── Podany fragment

4. Głuska (prod. ZeroJeden)
Co za sztos! Ale skup się, to jest o poważnych rzeczach numer! Postać kruchej dziewczyny z pierwszego wejścia jest cudownie naszkicowana (przez chwilę poczułem się jak w Obłędzie Krzysztonia, ale to bardzo subiektywne skojarzenie). W tym utworze Adrianna pokazuje nam empatyczną stronę szmaragdu (Traktuj ludzi jak braci i to zwróci się/Nie używaj epitetów, argumentem nie jest śmiech). Ale co to za czasownik oglądnij? Może jakiś lubelski regionalizm, nie czepiam się! W każdym razie nawet tytuł tracku dobrze przemyślany. Polatałem po linkach jak pająk i teraz wiem co nieco o Lublińskim szpitalu psychiatrycznym. Plus za osadzenie rapu w polskich realiach - uwielbiam to. Coś mi się zdaje, że raperka ma coś wspólnego z psychologią... Jakieś praktyki, wolontariat... coś, gdzieś?

────
── Przekazane wiersze

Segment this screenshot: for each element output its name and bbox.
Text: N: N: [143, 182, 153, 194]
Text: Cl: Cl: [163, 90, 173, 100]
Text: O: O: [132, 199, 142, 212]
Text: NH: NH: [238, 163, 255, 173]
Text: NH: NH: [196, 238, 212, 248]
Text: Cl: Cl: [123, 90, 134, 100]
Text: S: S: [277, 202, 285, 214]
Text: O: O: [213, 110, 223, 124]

────

> **Zadania do wykonania**:
**1)** Kto według podanego fragmentu jest producentem utworu „Głuska”?
**2)** Ustal, czy każde z poniższych stwierdzeń zgadza się z podanym fragmentem. Przy każdym odpowiedz „tak” lub „nie” i zacytuj słowa fragmentu, które o tym przesądzają.
(a) Czasownik „oglądnij” przeszkadza autorowi i uznaje go on za błąd.
(b) Autor przeglądał linki i dowiedział się czegoś o szpitalu psychiatrycznym w Lublinie.
(c) Autor chwali osadzenie rapu w polskich realiach.

> **Odpowiedzi**:
**1)** ZeroJeden.

**2)**
(a) Nie: „Może jakiś lubelski regionalizm, nie czepiam się!”
(b) Tak: „Polatałem po linkach jak pająk i teraz wiem co nieco o Lublińskim szpitalu psychiatrycznym.”
(c) Tak: „Plus za osadzenie rapu w polskich realiach - uwielbiam to.”